● EJERCICIO PROPUESTO 1: Según el fragmento seleccionado, ¿qué carácter no tiene el mismo Walter Scott más verdadero, más cómico ni mejor sostenido?
● EJERCICIO PROPUESTO 2: Enumera, por favor, todos los escritores que el fragmento seleccionado menciona para compararlos con la obra.
● EJERCICIO PROPUESTO 3: Imprime el pasaje del fragmento seleccionado que va de "Marisalada no mudó" a "ayudarla a levantarse.", ambos incluidos.

● FRAGMENTO SELECCIONADO:
⁂
No, ninguna de nuestras celebridades modernas nos anunciaba ni prometía la caprichosa creación de Marisalada, las deliciosas figuras de Rosa Mística, Pedro Santaló, la tía María y el comandante del fuerte de San Cristóbal; ninguna nos anunciaba ni prometía el donaire sumo con que está pintada la simplicidad angélica del hermano Gabriel, contrastando con la malicia diabólica de Momo. No tiene el mismo Walter Scott un carácter más verdadero, más cómico ni mejor sostenido que el de don Modesto Guerrero, el comandante susodicho, prototipo de la lealtad, de la resignación y de la benevolencia características del soldado viejo. ¡Y con qué gracia está delineado en cuatro rasgos el barberillo Ramón Pérez! ¡Y el honrado Manuel, tipo perfecto del campesino andaluz, con su inagotable caudal de chistes, y su travesura y su bondad naturales!
Pero la figura que irresistiblemente se lleva el mayor interés del lector, la que siempre domina el cuadro, porque nunca nos es indiferente, si bien casi siempre nos es simpática, es la de Marisalada. Nada más singular, nada más ilógico, y por lo mismo acaso nada más interesante, que aquel adusto carácter, seco y ardiente al mismo tiempo, duro hasta la ferocidad, y capaz, sin embargo, en amor, del más abyecto servilismo -mujer fantástica a veces como un hada, a veces prosaica y rastrera como una mozuela-; conjunto que no se explica, pero que se siente y se ve, y en el que se cree como en una cosa existente, de sensibilidad e indiferencia, de hermosura y fealdad física y moral, de bondad y depravación, ambas nativas, de ingenio elevado y de materialismo grosero -personaje a quien es imposible amar, y a quien, sin embargo, no acertamos a aborrecer-; carácter altamente complejo, que por un lado se roza con la inculta sencillez de la naturaleza salvaje, y por otro participa de los más impuros refinamientos de la corrupción social. Hay en Marisalada algo de la condición indolente y maligna del indio de Cooper, y algo también del escepticismo infernal de la mujer libre de Jorge Sand. Si el autor ha copiado del natural ese singularísimo personaje, es un hábil y muy sagaz observador; si lo ha sacado de su fantasía, es un gran poeta: de todos modos es un profundo conocedor del corazón humano. Por eso sin duda no se empeña en explicar el móvil de las acciones de su protagonista. ¿A qué fin? Ni aun la explicación más ingeniosa podría parecer satisfactoria para los que saben que nada hay en el mundo más irracional que la pasión, como nada hay, muchas veces, más inverosímil que la verdad misma. La Gaviota es un personaje puramente de pasión; la razón no tiene sobre él dominio alguno. La misma espontaneidad algo insensata, la misma obstinación algo brutal que hallamos en sus primeras palabras al presentarla el autor en escena, vemos en todos sus actos hasta el fin de la novela.
-«Vamos, Marisalada -le dijo (la tía María)-, levántate para que el señor (Stein) te examine.»
Marisalada no mudó de postura.
-«Vamos, hija -repitió la buena mujer-, verás cómo quedas sana en menos que canta un gallo.»
Diciendo estas palabras, la tía María, apoderándose de un brazo de Marisalada, procuraba ayudarla a levantarse.
⁂
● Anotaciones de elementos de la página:
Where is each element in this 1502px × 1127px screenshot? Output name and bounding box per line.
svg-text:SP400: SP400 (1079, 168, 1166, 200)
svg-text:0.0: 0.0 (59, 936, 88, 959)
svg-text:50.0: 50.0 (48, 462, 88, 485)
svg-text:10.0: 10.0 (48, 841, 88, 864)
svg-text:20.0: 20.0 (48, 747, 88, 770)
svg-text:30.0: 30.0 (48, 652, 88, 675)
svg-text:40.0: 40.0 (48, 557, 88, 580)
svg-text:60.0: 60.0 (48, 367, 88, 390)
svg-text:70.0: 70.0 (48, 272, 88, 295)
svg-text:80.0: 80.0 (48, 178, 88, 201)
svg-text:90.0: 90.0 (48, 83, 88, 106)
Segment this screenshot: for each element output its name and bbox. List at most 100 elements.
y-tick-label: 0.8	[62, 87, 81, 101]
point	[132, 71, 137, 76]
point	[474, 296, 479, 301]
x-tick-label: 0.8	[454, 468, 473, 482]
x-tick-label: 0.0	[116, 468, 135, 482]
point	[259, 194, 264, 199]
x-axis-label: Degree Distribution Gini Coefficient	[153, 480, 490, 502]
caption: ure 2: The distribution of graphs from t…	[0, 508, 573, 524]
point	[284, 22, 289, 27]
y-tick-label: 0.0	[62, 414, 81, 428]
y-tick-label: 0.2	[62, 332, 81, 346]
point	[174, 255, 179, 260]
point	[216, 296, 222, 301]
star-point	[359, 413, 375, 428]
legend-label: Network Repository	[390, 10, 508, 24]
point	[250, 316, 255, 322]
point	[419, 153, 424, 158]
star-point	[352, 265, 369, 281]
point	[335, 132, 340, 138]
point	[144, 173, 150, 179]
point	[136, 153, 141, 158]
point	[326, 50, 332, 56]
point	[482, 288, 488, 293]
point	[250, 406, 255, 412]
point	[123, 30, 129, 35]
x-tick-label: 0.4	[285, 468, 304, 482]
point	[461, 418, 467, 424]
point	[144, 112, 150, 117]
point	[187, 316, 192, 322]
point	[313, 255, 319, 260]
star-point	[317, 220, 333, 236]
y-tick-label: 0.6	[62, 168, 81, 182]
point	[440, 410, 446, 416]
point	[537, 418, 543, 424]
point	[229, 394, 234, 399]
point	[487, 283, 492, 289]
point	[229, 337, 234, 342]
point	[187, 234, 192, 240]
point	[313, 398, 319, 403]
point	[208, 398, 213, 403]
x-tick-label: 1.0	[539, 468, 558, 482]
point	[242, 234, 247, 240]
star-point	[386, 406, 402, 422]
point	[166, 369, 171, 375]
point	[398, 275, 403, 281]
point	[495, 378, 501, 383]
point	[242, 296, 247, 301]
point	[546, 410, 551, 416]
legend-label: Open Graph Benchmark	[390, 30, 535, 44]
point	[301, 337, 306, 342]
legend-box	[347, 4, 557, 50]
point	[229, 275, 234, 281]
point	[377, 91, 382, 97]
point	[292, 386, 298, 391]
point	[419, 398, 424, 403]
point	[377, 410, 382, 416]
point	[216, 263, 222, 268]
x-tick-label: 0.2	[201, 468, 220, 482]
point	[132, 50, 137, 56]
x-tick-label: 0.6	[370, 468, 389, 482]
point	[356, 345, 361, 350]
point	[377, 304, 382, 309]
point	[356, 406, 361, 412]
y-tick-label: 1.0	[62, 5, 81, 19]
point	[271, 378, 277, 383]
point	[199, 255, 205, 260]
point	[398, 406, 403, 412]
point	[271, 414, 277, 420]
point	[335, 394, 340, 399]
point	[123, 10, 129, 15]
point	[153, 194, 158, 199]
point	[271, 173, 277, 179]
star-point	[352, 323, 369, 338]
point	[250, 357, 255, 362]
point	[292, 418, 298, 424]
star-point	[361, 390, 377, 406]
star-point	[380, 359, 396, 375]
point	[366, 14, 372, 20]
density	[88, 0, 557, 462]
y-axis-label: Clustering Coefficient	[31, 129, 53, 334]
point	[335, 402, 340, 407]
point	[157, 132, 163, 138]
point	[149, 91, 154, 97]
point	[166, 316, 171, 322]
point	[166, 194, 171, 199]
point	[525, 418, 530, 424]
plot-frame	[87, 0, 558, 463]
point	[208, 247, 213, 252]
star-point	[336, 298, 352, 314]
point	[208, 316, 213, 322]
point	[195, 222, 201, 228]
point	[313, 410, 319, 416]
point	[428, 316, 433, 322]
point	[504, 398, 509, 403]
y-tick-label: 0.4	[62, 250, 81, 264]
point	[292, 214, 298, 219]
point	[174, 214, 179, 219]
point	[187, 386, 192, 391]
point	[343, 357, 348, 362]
⁂
● RESULTADO FINAL 1: El de don Modesto Guerrero, el comandante del fuerte de San Cristóbal.

● RESULTADO FINAL 2: Walter Scott, Cooper y Jorge Sand.

● RESULTADO FINAL 3:
Marisalada no mudó de postura.
-«Vamos, hija -repitió la buena mujer-, verás cómo quedas sana en menos que canta un gallo.»
Diciendo estas palabras, la tía María, apoderándose de un brazo de Marisalada, procuraba ayudarla a levantarse.